• [Task objective]: Spot each line in the records below where the word "network" occurs, then copy it.

• [Records]:
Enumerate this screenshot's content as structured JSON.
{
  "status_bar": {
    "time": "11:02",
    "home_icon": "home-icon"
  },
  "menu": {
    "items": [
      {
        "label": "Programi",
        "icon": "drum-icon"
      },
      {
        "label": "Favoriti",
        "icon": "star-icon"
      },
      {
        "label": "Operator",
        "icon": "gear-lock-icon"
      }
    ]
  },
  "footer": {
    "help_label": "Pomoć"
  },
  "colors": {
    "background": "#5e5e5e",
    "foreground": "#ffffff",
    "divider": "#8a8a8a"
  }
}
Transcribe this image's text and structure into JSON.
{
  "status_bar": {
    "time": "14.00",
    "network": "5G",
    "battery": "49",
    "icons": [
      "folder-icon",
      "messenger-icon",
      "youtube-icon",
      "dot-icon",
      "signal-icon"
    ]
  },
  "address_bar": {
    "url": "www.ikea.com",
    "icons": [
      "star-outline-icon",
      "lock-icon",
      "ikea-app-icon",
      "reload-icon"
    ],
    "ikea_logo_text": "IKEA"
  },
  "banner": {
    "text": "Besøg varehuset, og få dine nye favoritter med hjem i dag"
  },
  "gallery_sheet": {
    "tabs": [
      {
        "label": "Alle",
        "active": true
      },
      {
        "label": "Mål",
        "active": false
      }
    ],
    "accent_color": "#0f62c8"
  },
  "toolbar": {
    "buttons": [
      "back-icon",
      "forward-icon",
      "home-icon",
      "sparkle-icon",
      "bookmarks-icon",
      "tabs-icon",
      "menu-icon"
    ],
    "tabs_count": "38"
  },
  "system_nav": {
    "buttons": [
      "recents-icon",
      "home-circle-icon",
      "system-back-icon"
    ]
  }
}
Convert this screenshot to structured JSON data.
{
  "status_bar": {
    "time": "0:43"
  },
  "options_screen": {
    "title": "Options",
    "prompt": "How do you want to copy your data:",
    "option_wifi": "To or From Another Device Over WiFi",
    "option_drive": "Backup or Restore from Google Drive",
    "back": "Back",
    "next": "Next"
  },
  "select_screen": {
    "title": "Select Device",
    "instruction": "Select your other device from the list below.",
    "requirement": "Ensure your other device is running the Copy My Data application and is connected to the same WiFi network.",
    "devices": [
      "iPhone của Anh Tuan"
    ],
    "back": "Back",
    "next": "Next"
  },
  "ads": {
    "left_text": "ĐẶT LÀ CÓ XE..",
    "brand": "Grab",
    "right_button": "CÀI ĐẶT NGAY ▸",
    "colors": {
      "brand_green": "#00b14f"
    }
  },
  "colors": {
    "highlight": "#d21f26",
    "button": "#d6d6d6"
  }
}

• [Worked solution]:
    "network": "5G",
    "requirement": "Ensure your other device is running the Copy My Data application and is connected to the same WiFi network.",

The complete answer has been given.